**What to do:**
Reproduce every line of the records below without changing anything.
•••
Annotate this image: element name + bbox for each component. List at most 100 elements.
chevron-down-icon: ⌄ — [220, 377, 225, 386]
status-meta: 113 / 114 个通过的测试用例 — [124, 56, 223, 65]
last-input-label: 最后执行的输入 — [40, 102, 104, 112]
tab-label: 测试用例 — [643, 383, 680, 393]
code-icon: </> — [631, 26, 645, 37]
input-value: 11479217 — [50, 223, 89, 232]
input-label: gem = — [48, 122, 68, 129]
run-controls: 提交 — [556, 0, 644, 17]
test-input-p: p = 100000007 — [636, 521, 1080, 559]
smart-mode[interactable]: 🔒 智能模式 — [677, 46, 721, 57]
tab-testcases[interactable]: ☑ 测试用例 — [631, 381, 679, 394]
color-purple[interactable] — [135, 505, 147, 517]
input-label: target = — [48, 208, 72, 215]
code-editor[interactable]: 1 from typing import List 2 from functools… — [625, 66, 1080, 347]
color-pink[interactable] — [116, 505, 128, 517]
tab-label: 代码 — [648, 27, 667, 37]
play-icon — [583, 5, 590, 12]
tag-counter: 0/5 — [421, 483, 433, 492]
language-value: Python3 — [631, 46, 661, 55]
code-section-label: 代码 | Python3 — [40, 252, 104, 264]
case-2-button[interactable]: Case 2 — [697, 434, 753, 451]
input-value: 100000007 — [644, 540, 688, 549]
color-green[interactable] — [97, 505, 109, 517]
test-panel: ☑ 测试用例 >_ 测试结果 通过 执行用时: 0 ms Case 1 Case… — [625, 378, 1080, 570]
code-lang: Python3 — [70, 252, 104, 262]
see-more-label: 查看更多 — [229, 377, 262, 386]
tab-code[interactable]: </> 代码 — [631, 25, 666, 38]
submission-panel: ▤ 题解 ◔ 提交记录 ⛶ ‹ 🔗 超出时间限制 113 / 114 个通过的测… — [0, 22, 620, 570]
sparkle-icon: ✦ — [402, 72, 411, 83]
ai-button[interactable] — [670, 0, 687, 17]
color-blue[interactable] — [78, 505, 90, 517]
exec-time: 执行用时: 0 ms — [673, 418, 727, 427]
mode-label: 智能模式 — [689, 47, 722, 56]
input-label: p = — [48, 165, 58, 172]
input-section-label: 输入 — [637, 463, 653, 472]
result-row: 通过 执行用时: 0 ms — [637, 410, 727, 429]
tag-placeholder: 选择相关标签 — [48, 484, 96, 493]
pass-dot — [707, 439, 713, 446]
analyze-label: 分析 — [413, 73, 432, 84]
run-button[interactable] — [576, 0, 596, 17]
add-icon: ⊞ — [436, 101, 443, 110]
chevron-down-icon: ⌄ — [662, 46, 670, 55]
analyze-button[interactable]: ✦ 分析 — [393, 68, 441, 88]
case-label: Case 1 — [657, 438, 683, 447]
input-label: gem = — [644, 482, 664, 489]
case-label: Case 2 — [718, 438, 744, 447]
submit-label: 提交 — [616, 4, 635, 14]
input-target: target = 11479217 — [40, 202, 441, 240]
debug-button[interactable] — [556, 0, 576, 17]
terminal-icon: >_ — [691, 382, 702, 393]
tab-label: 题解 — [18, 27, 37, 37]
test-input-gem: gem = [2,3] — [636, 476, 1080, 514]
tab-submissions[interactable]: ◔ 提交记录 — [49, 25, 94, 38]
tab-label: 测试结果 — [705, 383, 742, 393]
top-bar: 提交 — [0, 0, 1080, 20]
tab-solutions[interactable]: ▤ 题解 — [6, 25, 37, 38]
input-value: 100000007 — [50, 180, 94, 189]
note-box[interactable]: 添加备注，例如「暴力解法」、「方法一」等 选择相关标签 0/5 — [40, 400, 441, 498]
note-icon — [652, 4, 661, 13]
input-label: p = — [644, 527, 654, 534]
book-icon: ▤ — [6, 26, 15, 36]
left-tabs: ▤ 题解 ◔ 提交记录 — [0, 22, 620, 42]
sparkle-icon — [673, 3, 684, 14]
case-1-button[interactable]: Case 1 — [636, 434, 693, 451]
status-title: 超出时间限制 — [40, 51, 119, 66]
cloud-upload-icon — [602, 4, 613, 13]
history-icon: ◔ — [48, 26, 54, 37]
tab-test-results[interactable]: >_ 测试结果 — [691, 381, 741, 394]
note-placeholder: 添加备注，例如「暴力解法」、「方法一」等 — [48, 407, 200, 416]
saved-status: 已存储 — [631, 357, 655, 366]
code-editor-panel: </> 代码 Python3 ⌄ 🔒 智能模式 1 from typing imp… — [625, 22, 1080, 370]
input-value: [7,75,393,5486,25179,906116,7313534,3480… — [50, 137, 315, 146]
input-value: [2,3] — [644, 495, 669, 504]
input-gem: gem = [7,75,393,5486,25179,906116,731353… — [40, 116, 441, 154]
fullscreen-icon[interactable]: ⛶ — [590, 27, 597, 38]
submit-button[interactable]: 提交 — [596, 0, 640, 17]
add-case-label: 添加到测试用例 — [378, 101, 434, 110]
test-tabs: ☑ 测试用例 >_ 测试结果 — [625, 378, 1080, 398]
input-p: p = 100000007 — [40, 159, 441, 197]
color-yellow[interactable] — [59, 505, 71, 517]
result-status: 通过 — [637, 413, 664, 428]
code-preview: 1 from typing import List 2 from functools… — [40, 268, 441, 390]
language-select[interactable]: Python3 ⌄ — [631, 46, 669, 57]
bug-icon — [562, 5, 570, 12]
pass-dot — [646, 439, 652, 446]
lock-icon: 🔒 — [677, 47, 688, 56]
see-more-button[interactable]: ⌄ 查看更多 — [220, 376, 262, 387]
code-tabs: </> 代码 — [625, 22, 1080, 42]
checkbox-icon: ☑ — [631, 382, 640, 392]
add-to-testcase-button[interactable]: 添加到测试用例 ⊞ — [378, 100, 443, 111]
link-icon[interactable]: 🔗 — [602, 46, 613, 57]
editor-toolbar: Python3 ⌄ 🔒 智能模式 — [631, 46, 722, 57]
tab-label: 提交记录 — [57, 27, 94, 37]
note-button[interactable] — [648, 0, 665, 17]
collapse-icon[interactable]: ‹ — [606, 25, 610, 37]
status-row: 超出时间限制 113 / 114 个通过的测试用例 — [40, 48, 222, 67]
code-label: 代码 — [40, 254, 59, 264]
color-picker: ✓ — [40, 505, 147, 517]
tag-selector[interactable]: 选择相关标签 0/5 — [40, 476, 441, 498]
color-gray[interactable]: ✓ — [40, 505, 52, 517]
•••
**Final result:**
Annotate this image: element name + bbox for each component. List at most 100 elements.
chevron-down-icon: ⌄ — [220, 377, 225, 386]
status-meta: 113 / 114 个通过的测试用例 — [124, 56, 223, 65]
last-input-label: 最后执行的输入 — [40, 102, 104, 112]
tab-label: 测试用例 — [643, 383, 680, 393]
code-icon: </> — [631, 26, 645, 37]
input-value: 11479217 — [50, 223, 89, 232]
input-label: gem = — [48, 122, 68, 129]
run-controls: 提交 — [556, 0, 644, 17]
test-input-p: p = 100000007 — [636, 521, 1080, 559]
smart-mode[interactable]: 🔒 智能模式 — [677, 46, 721, 57]
tab-testcases[interactable]: ☑ 测试用例 — [631, 381, 679, 394]
color-purple[interactable] — [135, 505, 147, 517]
input-label: target = — [48, 208, 72, 215]
code-editor[interactable]: 1 from typing import List 2 from functools… — [625, 66, 1080, 347]
color-pink[interactable] — [116, 505, 128, 517]
tab-label: 代码 — [648, 27, 667, 37]
play-icon — [583, 5, 590, 12]
tag-counter: 0/5 — [421, 483, 433, 492]
language-value: Python3 — [631, 46, 661, 55]
code-section-label: 代码 | Python3 — [40, 252, 104, 264]
case-2-button[interactable]: Case 2 — [697, 434, 753, 451]
input-value: 100000007 — [644, 540, 688, 549]
color-green[interactable] — [97, 505, 109, 517]
test-panel: ☑ 测试用例 >_ 测试结果 通过 执行用时: 0 ms Case 1 Case… — [625, 378, 1080, 570]
code-lang: Python3 — [70, 252, 104, 262]
see-more-label: 查看更多 — [229, 377, 262, 386]
tab-code[interactable]: </> 代码 — [631, 25, 666, 38]
submission-panel: ▤ 题解 ◔ 提交记录 ⛶ ‹ 🔗 超出时间限制 113 / 114 个通过的测… — [0, 22, 620, 570]
sparkle-icon: ✦ — [402, 72, 411, 83]
ai-button[interactable] — [670, 0, 687, 17]
color-blue[interactable] — [78, 505, 90, 517]
exec-time: 执行用时: 0 ms — [673, 418, 727, 427]
mode-label: 智能模式 — [689, 47, 722, 56]
input-label: p = — [48, 165, 58, 172]
input-section-label: 输入 — [637, 463, 653, 472]
result-row: 通过 执行用时: 0 ms — [637, 410, 727, 429]
tag-placeholder: 选择相关标签 — [48, 484, 96, 493]
pass-dot — [707, 439, 713, 446]
analyze-label: 分析 — [413, 73, 432, 84]
run-button[interactable] — [576, 0, 596, 17]
add-icon: ⊞ — [436, 101, 443, 110]
chevron-down-icon: ⌄ — [662, 46, 670, 55]
analyze-button[interactable]: ✦ 分析 — [393, 68, 441, 88]
case-label: Case 1 — [657, 438, 683, 447]
input-label: gem = — [644, 482, 664, 489]
case-label: Case 2 — [718, 438, 744, 447]
submit-label: 提交 — [616, 4, 635, 14]
input-target: target = 11479217 — [40, 202, 441, 240]
debug-button[interactable] — [556, 0, 576, 17]
terminal-icon: >_ — [691, 382, 702, 393]
tab-label: 题解 — [18, 27, 37, 37]
test-input-gem: gem = [2,3] — [636, 476, 1080, 514]
tab-submissions[interactable]: ◔ 提交记录 — [49, 25, 94, 38]
tab-label: 测试结果 — [705, 383, 742, 393]
top-bar: 提交 — [0, 0, 1080, 20]
tab-solutions[interactable]: ▤ 题解 — [6, 25, 37, 38]
input-value: 100000007 — [50, 180, 94, 189]
note-box[interactable]: 添加备注，例如「暴力解法」、「方法一」等 选择相关标签 0/5 — [40, 400, 441, 498]
note-icon — [652, 4, 661, 13]
input-label: p = — [644, 527, 654, 534]
book-icon: ▤ — [6, 26, 15, 36]
left-tabs: ▤ 题解 ◔ 提交记录 — [0, 22, 620, 42]
sparkle-icon — [673, 3, 684, 14]
case-1-button[interactable]: Case 1 — [636, 434, 693, 451]
status-title: 超出时间限制 — [40, 51, 119, 66]
cloud-upload-icon — [602, 4, 613, 13]
history-icon: ◔ — [48, 26, 54, 37]
tab-test-results[interactable]: >_ 测试结果 — [691, 381, 741, 394]
note-placeholder: 添加备注，例如「暴力解法」、「方法一」等 — [48, 407, 200, 416]
saved-status: 已存储 — [631, 357, 655, 366]
code-editor-panel: </> 代码 Python3 ⌄ 🔒 智能模式 1 from typing imp… — [625, 22, 1080, 370]
input-value: [7,75,393,5486,25179,906116,7313534,3480… — [50, 137, 315, 146]
input-value: [2,3] — [644, 495, 669, 504]
input-gem: gem = [7,75,393,5486,25179,906116,731353… — [40, 116, 441, 154]
fullscreen-icon[interactable]: ⛶ — [590, 27, 597, 38]
submit-button[interactable]: 提交 — [596, 0, 640, 17]
add-case-label: 添加到测试用例 — [378, 101, 434, 110]
test-tabs: ☑ 测试用例 >_ 测试结果 — [625, 378, 1080, 398]
input-p: p = 100000007 — [40, 159, 441, 197]
color-yellow[interactable] — [59, 505, 71, 517]
result-status: 通过 — [637, 413, 664, 428]
code-preview: 1 from typing import List 2 from functools… — [40, 268, 441, 390]
language-select[interactable]: Python3 ⌄ — [631, 46, 669, 57]
bug-icon — [562, 5, 570, 12]
pass-dot — [646, 439, 652, 446]
lock-icon: 🔒 — [677, 47, 688, 56]
see-more-button[interactable]: ⌄ 查看更多 — [220, 376, 262, 387]
code-tabs: </> 代码 — [625, 22, 1080, 42]
checkbox-icon: ☑ — [631, 382, 640, 392]
add-to-testcase-button[interactable]: 添加到测试用例 ⊞ — [378, 100, 443, 111]
link-icon[interactable]: 🔗 — [602, 46, 613, 57]
editor-toolbar: Python3 ⌄ 🔒 智能模式 — [631, 46, 722, 57]
tab-label: 提交记录 — [57, 27, 94, 37]
note-button[interactable] — [648, 0, 665, 17]
collapse-icon[interactable]: ‹ — [606, 25, 610, 37]
status-row: 超出时间限制 113 / 114 个通过的测试用例 — [40, 48, 222, 67]
code-label: 代码 — [40, 254, 59, 264]
color-picker: ✓ — [40, 505, 147, 517]
tag-selector[interactable]: 选择相关标签 0/5 — [40, 476, 441, 498]
color-gray[interactable]: ✓ — [40, 505, 52, 517]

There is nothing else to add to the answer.